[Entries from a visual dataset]
* * *

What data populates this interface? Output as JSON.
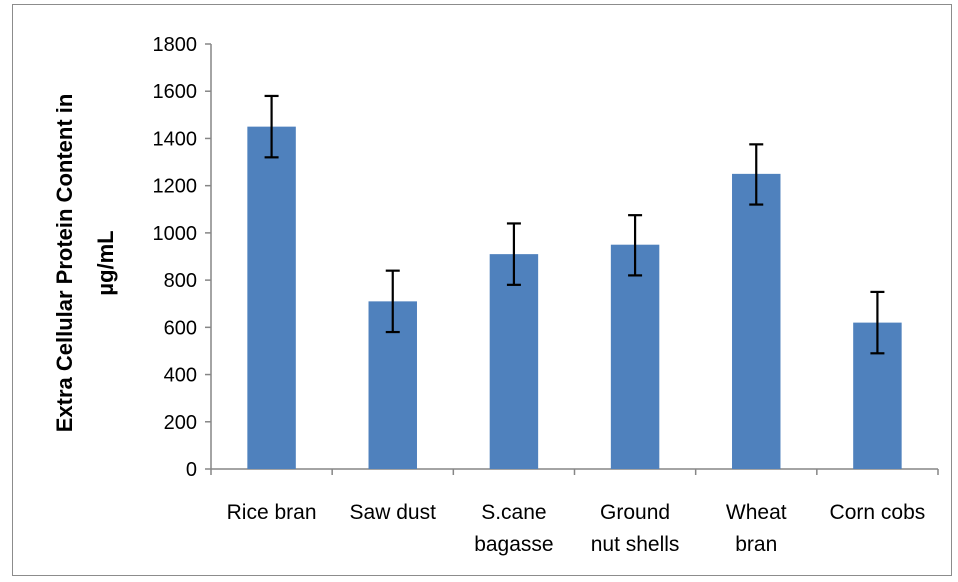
{
  "chart_data": {
    "type": "bar",
    "title": "",
    "xlabel": "",
    "ylabel_lines": [
      "Extra Cellular Protein Content in",
      "µg/mL"
    ],
    "ylim": [
      0,
      1800
    ],
    "yticks": [
      0,
      200,
      400,
      600,
      800,
      1000,
      1200,
      1400,
      1600,
      1800
    ],
    "categories": [
      [
        "Rice bran"
      ],
      [
        "Saw dust"
      ],
      [
        "S.cane",
        "bagasse"
      ],
      [
        "Ground",
        "nut shells"
      ],
      [
        "Wheat",
        "bran"
      ],
      [
        "Corn cobs"
      ]
    ],
    "values": [
      1450,
      710,
      910,
      950,
      1250,
      620
    ],
    "error_low": [
      1320,
      580,
      780,
      820,
      1120,
      490
    ],
    "error_high": [
      1580,
      840,
      1040,
      1075,
      1375,
      750
    ],
    "bar_color": "#4f81bd",
    "axis_color": "#868686",
    "error_color": "#000000",
    "grid": false,
    "legend": "none"
  }
}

* * *

▸ **EXERCISE BRIEF**
Output the records above exactly as written, but leave out the pictures.

▸ **SOLUTION TO THIS TASK**
What data populates this interface? Output as JSON.
{
  "chart_data": {
    "type": "bar",
    "title": "",
    "xlabel": "",
    "ylabel_lines": [
      "Extra Cellular Protein Content in",
      "µg/mL"
    ],
    "ylim": [
      0,
      1800
    ],
    "yticks": [
      0,
      200,
      400,
      600,
      800,
      1000,
      1200,
      1400,
      1600,
      1800
    ],
    "categories": [
      [
        "Rice bran"
      ],
      [
        "Saw dust"
      ],
      [
        "S.cane",
        "bagasse"
      ],
      [
        "Ground",
        "nut shells"
      ],
      [
        "Wheat",
        "bran"
      ],
      [
        "Corn cobs"
      ]
    ],
    "values": [
      1450,
      710,
      910,
      950,
      1250,
      620
    ],
    "error_low": [
      1320,
      580,
      780,
      820,
      1120,
      490
    ],
    "error_high": [
      1580,
      840,
      1040,
      1075,
      1375,
      750
    ],
    "bar_color": "#4f81bd",
    "axis_color": "#868686",
    "error_color": "#000000",
    "grid": false,
    "legend": "none"
  }
}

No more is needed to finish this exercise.